*REQUIREMENT:* Please return the lines below unchanged, keeping their order.

-- Begin EXERCISE MATERIAL --

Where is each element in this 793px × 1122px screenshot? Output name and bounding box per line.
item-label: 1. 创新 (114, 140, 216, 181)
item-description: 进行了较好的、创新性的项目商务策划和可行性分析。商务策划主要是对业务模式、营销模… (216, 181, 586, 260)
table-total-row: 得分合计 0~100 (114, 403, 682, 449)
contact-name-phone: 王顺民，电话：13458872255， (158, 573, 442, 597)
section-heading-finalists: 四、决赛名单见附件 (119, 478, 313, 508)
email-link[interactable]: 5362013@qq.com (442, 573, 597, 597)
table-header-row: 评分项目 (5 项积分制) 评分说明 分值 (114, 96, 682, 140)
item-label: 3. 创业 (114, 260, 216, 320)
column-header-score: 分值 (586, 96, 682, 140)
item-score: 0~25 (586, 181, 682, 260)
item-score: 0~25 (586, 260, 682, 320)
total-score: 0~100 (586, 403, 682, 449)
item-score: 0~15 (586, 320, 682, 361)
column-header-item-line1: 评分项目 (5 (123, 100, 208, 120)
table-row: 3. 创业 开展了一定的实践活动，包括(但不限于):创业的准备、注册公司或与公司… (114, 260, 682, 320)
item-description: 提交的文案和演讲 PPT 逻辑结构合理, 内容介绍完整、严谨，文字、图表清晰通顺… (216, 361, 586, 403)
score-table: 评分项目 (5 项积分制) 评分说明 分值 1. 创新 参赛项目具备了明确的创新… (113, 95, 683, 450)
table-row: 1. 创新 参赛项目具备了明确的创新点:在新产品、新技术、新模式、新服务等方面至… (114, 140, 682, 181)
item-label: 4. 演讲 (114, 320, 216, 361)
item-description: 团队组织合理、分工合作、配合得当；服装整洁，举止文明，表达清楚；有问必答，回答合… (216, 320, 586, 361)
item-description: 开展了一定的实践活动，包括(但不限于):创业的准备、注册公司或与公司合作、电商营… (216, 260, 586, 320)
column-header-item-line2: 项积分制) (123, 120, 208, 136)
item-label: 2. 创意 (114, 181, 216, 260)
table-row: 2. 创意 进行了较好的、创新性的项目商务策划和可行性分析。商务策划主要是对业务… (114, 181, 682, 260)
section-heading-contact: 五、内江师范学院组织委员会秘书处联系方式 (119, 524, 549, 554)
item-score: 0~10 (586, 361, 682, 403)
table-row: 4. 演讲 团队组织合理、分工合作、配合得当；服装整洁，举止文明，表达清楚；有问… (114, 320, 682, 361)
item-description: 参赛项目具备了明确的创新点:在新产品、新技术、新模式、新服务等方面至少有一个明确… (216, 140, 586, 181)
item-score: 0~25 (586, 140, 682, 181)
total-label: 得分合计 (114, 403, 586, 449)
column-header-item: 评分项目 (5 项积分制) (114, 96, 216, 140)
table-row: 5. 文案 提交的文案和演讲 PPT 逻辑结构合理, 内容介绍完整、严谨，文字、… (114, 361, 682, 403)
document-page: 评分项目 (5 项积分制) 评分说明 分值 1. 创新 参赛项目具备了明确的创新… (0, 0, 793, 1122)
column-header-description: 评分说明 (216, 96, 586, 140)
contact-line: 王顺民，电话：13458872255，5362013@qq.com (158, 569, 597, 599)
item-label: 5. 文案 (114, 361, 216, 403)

-- End EXERCISE MATERIAL --

*FINAL RESULT:*
Where is each element in this 793px × 1122px screenshot? Output name and bounding box per line.
item-label: 1. 创新 (114, 140, 216, 181)
item-description: 进行了较好的、创新性的项目商务策划和可行性分析。商务策划主要是对业务模式、营销模… (216, 181, 586, 260)
table-total-row: 得分合计 0~100 (114, 403, 682, 449)
contact-name-phone: 王顺民，电话：13458872255， (158, 573, 442, 597)
section-heading-finalists: 四、决赛名单见附件 (119, 478, 313, 508)
email-link[interactable]: 5362013@qq.com (442, 573, 597, 597)
table-header-row: 评分项目 (5 项积分制) 评分说明 分值 (114, 96, 682, 140)
item-label: 3. 创业 (114, 260, 216, 320)
column-header-score: 分值 (586, 96, 682, 140)
item-score: 0~25 (586, 181, 682, 260)
item-score: 0~25 (586, 260, 682, 320)
total-score: 0~100 (586, 403, 682, 449)
item-score: 0~15 (586, 320, 682, 361)
column-header-item-line1: 评分项目 (5 (123, 100, 208, 120)
table-row: 3. 创业 开展了一定的实践活动，包括(但不限于):创业的准备、注册公司或与公司… (114, 260, 682, 320)
item-description: 提交的文案和演讲 PPT 逻辑结构合理, 内容介绍完整、严谨，文字、图表清晰通顺… (216, 361, 586, 403)
score-table: 评分项目 (5 项积分制) 评分说明 分值 1. 创新 参赛项目具备了明确的创新… (113, 95, 683, 450)
table-row: 1. 创新 参赛项目具备了明确的创新点:在新产品、新技术、新模式、新服务等方面至… (114, 140, 682, 181)
item-label: 4. 演讲 (114, 320, 216, 361)
item-description: 团队组织合理、分工合作、配合得当；服装整洁，举止文明，表达清楚；有问必答，回答合… (216, 320, 586, 361)
item-description: 开展了一定的实践活动，包括(但不限于):创业的准备、注册公司或与公司合作、电商营… (216, 260, 586, 320)
column-header-item-line2: 项积分制) (123, 120, 208, 136)
item-label: 2. 创意 (114, 181, 216, 260)
table-row: 2. 创意 进行了较好的、创新性的项目商务策划和可行性分析。商务策划主要是对业务… (114, 181, 682, 260)
section-heading-contact: 五、内江师范学院组织委员会秘书处联系方式 (119, 524, 549, 554)
item-score: 0~10 (586, 361, 682, 403)
table-row: 4. 演讲 团队组织合理、分工合作、配合得当；服装整洁，举止文明，表达清楚；有问… (114, 320, 682, 361)
item-description: 参赛项目具备了明确的创新点:在新产品、新技术、新模式、新服务等方面至少有一个明确… (216, 140, 586, 181)
item-score: 0~25 (586, 140, 682, 181)
total-label: 得分合计 (114, 403, 586, 449)
column-header-item: 评分项目 (5 项积分制) (114, 96, 216, 140)
table-row: 5. 文案 提交的文案和演讲 PPT 逻辑结构合理, 内容介绍完整、严谨，文字、… (114, 361, 682, 403)
document-page: 评分项目 (5 项积分制) 评分说明 分值 1. 创新 参赛项目具备了明确的创新… (0, 0, 793, 1122)
column-header-description: 评分说明 (216, 96, 586, 140)
contact-line: 王顺民，电话：13458872255，5362013@qq.com (158, 569, 597, 599)
item-label: 5. 文案 (114, 361, 216, 403)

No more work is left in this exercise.